** Begin **
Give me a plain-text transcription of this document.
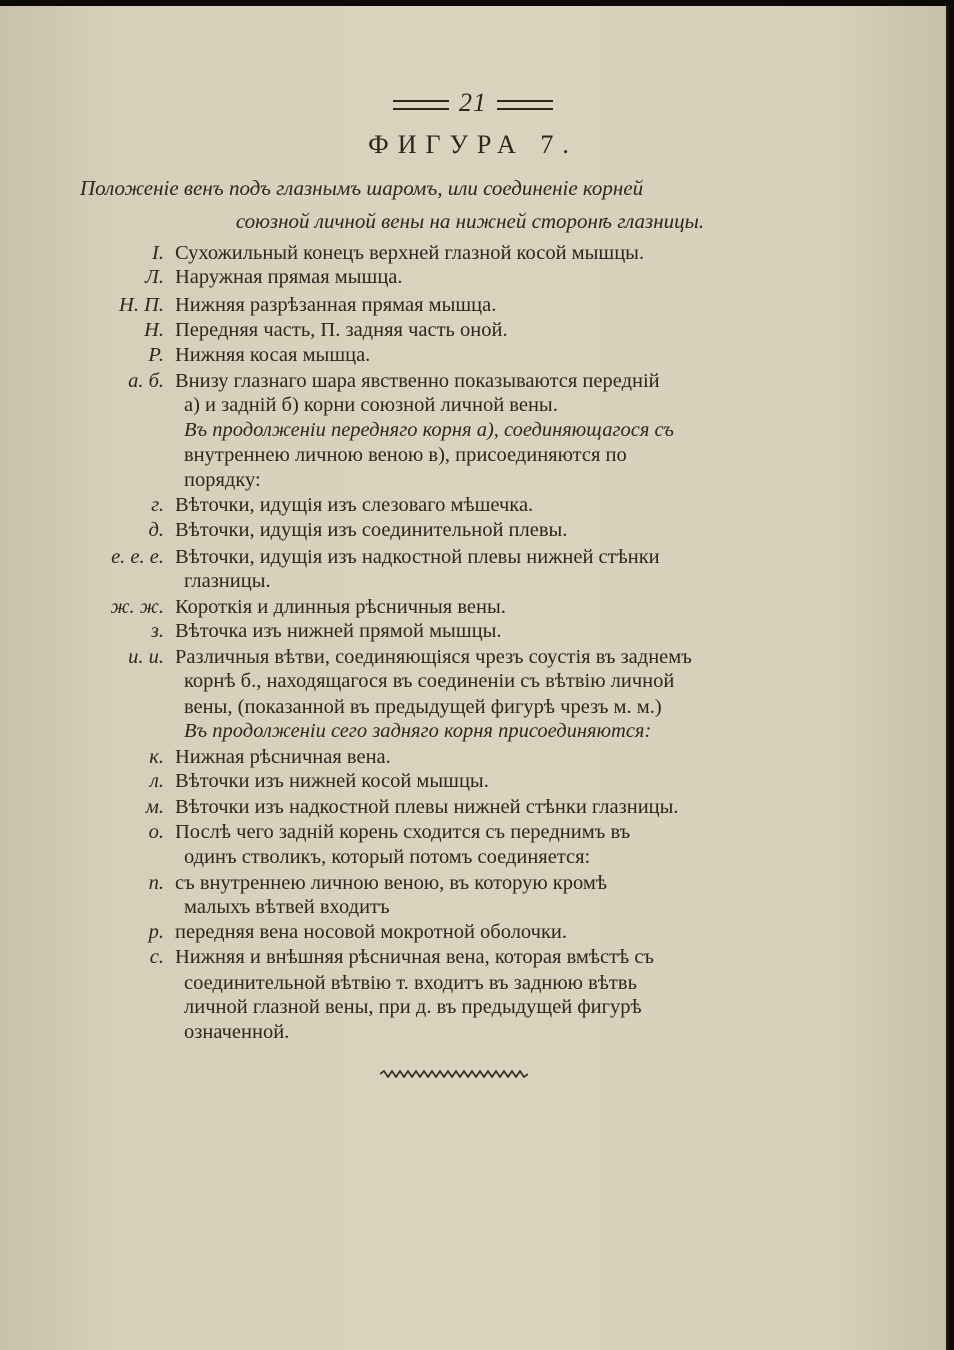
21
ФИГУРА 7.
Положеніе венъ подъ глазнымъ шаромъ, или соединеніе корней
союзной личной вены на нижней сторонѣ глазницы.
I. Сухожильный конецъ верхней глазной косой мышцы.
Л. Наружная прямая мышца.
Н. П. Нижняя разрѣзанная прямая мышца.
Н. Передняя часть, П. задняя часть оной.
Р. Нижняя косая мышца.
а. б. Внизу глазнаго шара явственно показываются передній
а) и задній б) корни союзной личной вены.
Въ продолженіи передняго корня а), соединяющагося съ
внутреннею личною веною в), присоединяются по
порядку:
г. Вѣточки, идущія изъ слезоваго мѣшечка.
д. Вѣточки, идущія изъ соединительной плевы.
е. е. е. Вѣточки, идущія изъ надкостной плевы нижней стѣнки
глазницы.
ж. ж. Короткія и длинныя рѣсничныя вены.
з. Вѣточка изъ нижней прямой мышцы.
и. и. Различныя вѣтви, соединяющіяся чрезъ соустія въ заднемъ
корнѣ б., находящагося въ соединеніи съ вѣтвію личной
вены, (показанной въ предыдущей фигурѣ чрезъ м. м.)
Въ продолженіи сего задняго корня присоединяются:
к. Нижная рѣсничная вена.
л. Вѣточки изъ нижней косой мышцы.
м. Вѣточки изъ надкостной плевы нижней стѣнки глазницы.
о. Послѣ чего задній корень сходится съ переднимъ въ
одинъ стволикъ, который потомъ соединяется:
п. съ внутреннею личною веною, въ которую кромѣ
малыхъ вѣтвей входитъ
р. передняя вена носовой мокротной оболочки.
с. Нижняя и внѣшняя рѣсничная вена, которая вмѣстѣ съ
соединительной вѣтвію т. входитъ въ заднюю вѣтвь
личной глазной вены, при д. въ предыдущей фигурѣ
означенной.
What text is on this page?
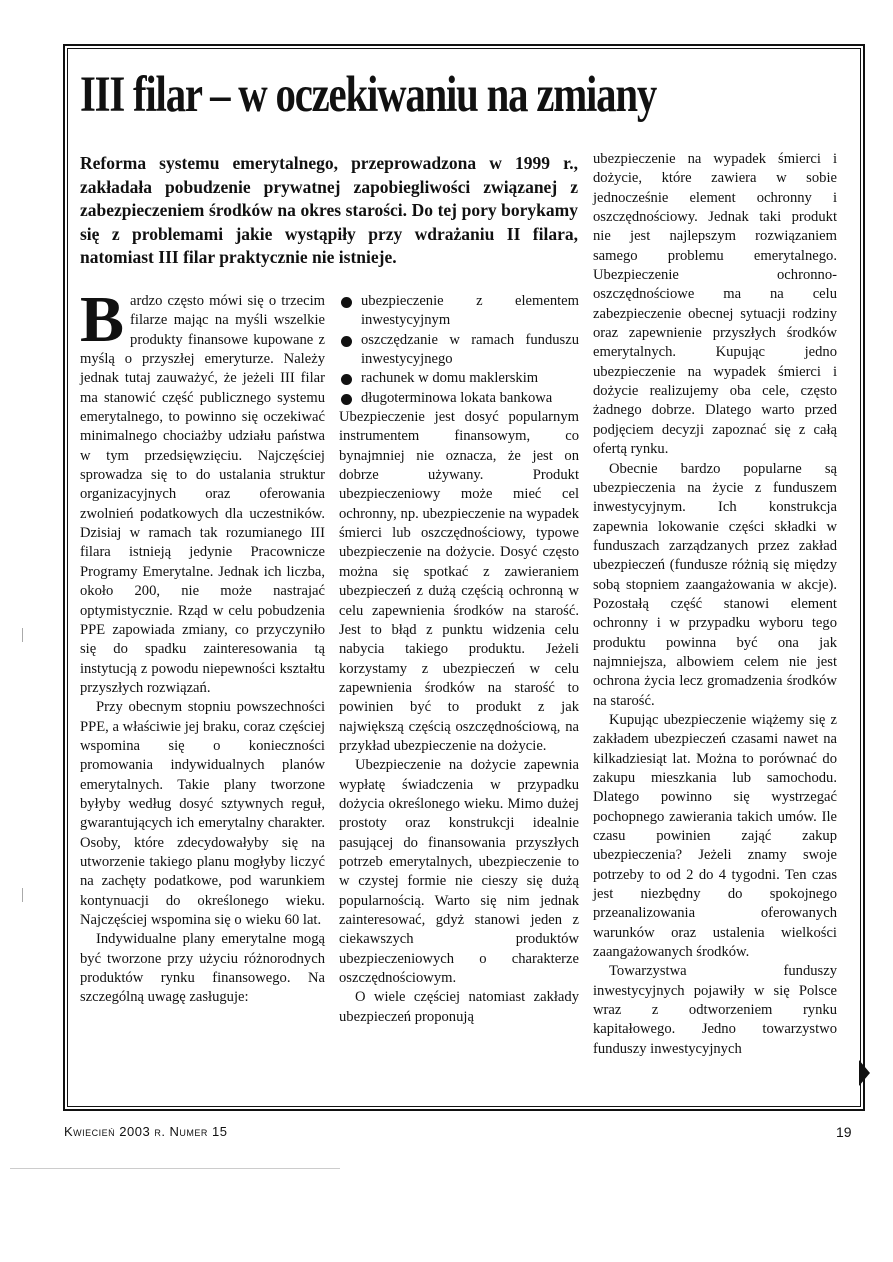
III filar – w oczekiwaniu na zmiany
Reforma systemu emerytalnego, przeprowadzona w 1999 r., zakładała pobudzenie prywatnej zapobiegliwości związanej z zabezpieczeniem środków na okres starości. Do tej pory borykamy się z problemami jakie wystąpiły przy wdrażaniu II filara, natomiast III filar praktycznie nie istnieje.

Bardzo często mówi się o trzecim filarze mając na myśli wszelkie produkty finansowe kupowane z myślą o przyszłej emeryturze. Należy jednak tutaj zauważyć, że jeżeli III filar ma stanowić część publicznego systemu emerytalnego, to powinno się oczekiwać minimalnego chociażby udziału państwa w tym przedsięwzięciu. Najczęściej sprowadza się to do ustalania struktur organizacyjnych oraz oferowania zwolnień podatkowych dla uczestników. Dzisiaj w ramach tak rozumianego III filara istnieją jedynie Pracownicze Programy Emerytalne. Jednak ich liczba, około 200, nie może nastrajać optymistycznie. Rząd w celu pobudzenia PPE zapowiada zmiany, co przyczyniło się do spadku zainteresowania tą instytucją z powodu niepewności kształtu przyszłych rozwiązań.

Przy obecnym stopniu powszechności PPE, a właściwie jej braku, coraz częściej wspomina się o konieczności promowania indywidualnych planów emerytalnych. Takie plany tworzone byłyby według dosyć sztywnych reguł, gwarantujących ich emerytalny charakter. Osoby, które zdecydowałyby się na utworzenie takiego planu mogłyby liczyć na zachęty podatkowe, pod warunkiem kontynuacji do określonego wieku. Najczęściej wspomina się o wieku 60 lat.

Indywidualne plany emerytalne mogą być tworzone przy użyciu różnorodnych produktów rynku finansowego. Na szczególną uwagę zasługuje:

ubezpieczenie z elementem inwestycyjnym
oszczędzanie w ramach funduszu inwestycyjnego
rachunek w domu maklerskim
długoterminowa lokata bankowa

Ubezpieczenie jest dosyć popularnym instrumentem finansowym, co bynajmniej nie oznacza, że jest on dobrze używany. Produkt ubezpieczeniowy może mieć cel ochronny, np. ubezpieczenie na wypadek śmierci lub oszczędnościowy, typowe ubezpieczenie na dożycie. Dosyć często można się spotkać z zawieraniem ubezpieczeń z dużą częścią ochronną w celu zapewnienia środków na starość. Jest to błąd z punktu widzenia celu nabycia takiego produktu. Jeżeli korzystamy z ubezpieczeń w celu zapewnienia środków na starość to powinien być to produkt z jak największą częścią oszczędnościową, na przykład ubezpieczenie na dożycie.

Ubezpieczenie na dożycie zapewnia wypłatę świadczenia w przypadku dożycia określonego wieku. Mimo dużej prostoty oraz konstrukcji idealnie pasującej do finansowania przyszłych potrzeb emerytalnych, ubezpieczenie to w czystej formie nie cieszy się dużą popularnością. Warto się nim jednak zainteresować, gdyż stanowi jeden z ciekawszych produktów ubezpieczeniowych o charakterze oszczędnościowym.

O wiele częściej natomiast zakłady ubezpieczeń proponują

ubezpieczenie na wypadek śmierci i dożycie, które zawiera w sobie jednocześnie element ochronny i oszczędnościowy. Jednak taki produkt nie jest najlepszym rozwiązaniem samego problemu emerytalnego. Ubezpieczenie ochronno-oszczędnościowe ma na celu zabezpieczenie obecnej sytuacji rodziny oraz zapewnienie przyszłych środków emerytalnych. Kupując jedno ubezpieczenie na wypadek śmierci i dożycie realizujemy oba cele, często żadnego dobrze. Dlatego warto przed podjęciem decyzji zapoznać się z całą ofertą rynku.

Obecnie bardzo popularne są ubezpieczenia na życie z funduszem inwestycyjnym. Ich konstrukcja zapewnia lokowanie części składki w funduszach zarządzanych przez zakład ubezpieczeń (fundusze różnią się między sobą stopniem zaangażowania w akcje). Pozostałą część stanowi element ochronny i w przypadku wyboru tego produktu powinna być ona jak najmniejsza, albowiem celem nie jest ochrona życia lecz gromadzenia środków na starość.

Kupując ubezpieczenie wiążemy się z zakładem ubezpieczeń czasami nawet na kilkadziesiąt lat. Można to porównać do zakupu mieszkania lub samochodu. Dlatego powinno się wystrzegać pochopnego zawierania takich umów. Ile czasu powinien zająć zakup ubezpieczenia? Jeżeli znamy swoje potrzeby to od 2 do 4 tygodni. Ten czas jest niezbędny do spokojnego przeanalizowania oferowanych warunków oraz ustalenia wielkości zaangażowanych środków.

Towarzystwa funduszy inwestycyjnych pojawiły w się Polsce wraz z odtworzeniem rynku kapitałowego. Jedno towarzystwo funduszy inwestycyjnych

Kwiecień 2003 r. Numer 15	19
** End **
** Begin **
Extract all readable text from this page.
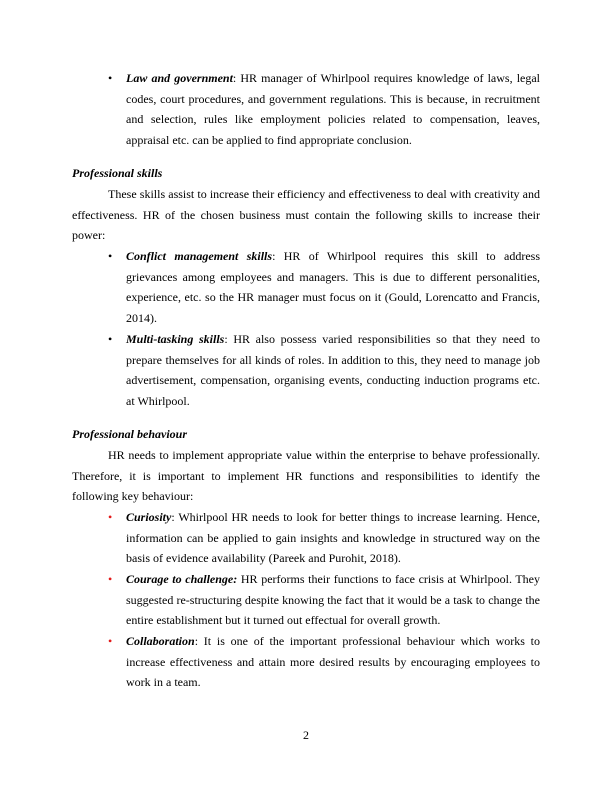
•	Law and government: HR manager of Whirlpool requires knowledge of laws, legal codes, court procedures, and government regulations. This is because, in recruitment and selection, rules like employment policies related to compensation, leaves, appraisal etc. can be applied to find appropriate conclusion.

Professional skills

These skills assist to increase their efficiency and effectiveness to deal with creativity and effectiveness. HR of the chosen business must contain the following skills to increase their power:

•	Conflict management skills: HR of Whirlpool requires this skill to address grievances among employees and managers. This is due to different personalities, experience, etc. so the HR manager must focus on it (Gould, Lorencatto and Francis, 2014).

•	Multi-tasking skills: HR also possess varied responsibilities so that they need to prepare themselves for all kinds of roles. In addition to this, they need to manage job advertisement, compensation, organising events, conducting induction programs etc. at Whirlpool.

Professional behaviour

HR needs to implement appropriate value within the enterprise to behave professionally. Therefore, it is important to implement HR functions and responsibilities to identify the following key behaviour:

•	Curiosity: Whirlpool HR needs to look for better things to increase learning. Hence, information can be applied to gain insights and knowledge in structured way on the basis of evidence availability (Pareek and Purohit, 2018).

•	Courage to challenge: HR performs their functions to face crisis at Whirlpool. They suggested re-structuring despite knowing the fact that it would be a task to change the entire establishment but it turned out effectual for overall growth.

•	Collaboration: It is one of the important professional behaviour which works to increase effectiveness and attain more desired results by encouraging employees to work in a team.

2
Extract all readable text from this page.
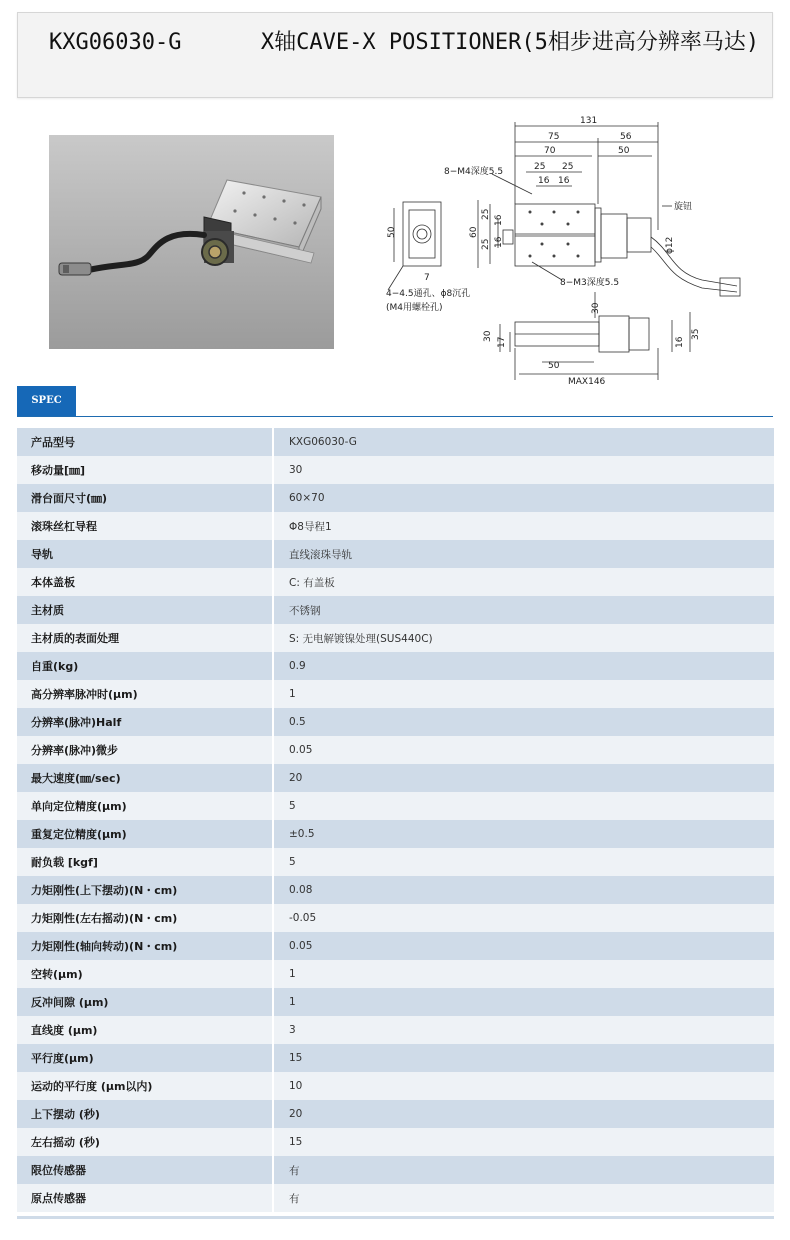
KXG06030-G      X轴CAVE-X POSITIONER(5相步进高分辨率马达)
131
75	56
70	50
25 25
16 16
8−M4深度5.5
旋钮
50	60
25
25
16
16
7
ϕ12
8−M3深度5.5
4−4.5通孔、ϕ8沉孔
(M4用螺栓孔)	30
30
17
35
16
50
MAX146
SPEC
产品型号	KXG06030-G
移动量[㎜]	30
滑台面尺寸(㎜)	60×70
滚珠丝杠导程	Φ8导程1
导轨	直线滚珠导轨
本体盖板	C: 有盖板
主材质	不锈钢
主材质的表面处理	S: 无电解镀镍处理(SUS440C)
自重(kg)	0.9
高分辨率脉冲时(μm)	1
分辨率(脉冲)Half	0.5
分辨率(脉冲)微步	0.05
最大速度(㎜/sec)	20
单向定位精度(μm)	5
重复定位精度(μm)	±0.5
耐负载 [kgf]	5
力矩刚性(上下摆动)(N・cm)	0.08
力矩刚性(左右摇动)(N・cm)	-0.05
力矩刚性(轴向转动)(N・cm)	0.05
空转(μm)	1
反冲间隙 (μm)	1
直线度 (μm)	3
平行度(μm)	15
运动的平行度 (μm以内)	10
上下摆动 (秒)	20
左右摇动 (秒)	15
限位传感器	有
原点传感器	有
** End **
** Begin **
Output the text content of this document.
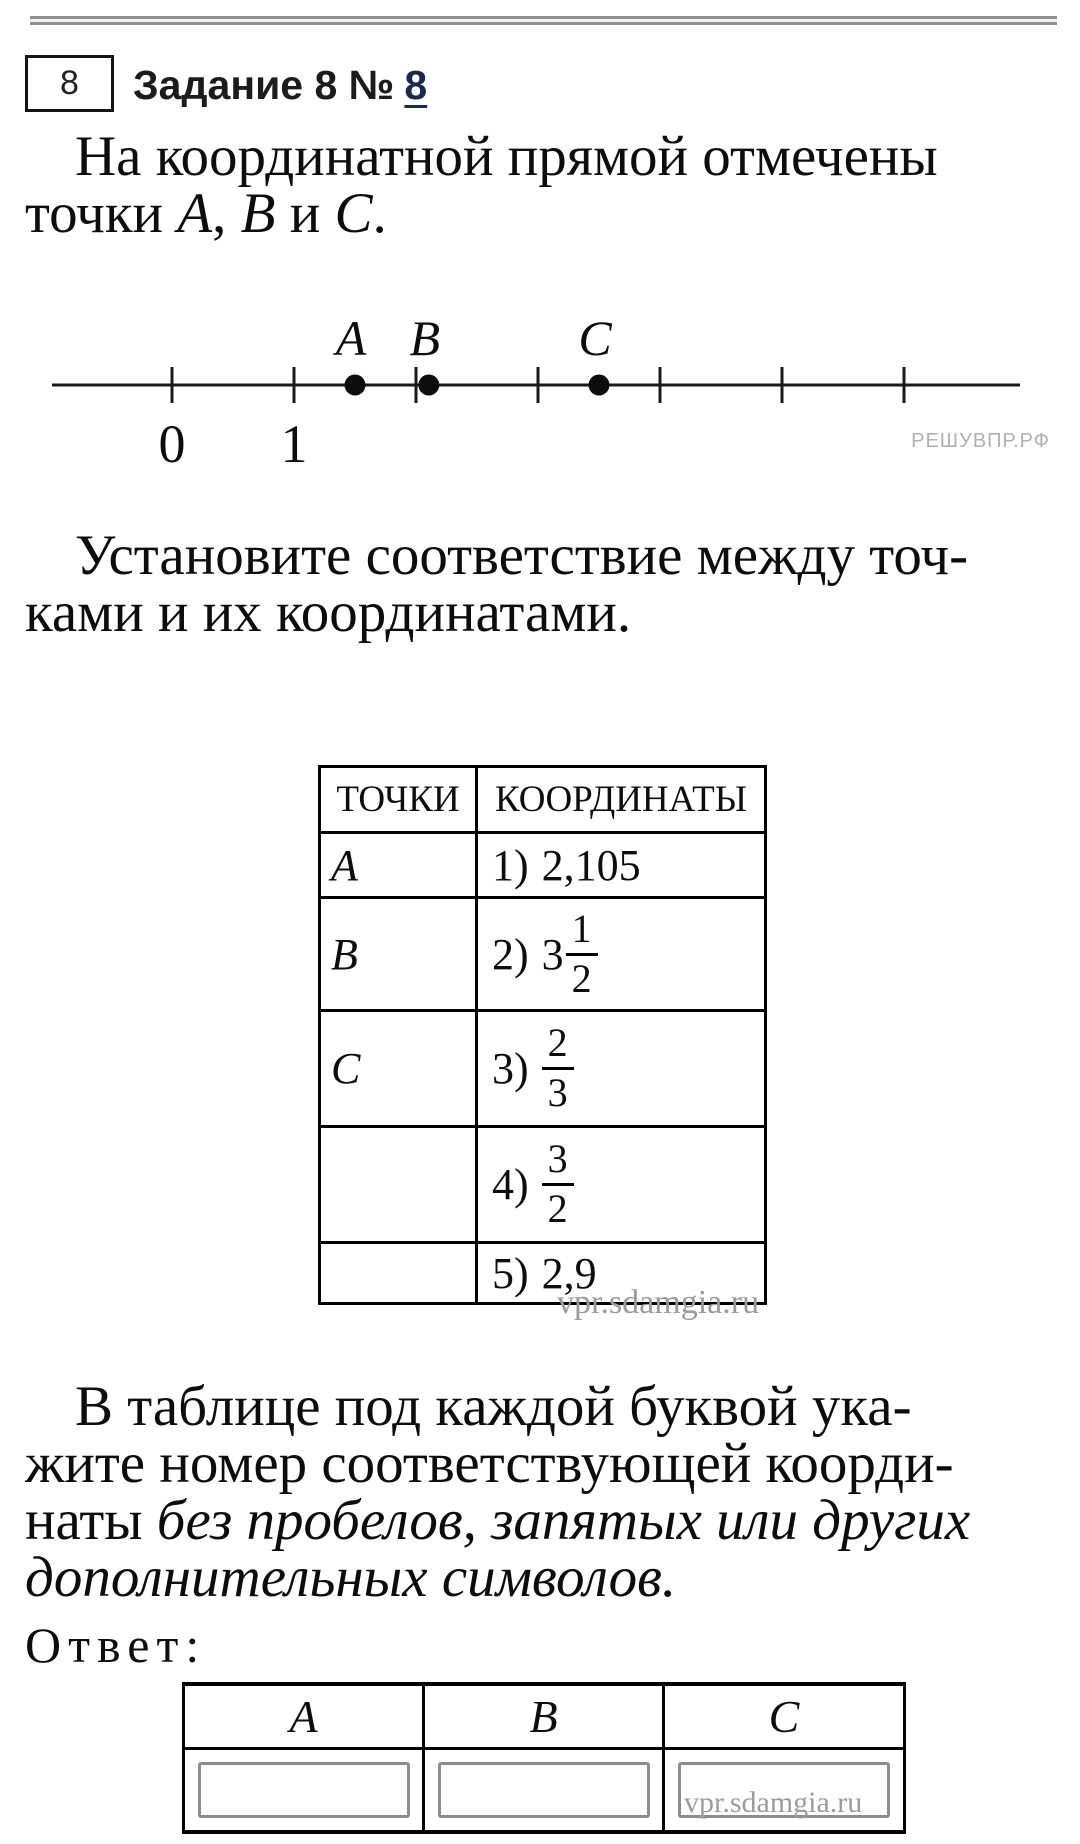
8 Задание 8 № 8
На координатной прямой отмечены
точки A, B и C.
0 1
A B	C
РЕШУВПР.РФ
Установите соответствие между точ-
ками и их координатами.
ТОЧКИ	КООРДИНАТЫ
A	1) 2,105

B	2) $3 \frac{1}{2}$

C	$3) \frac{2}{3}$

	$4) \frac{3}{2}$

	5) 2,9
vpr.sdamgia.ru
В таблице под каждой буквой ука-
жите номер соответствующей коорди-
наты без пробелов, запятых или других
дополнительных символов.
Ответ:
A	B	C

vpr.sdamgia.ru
** End **
**Task requirements:**
Each line that contains the string "косой" counts once; report how many such lines the entries have, giving only the number.

**Written response:**
2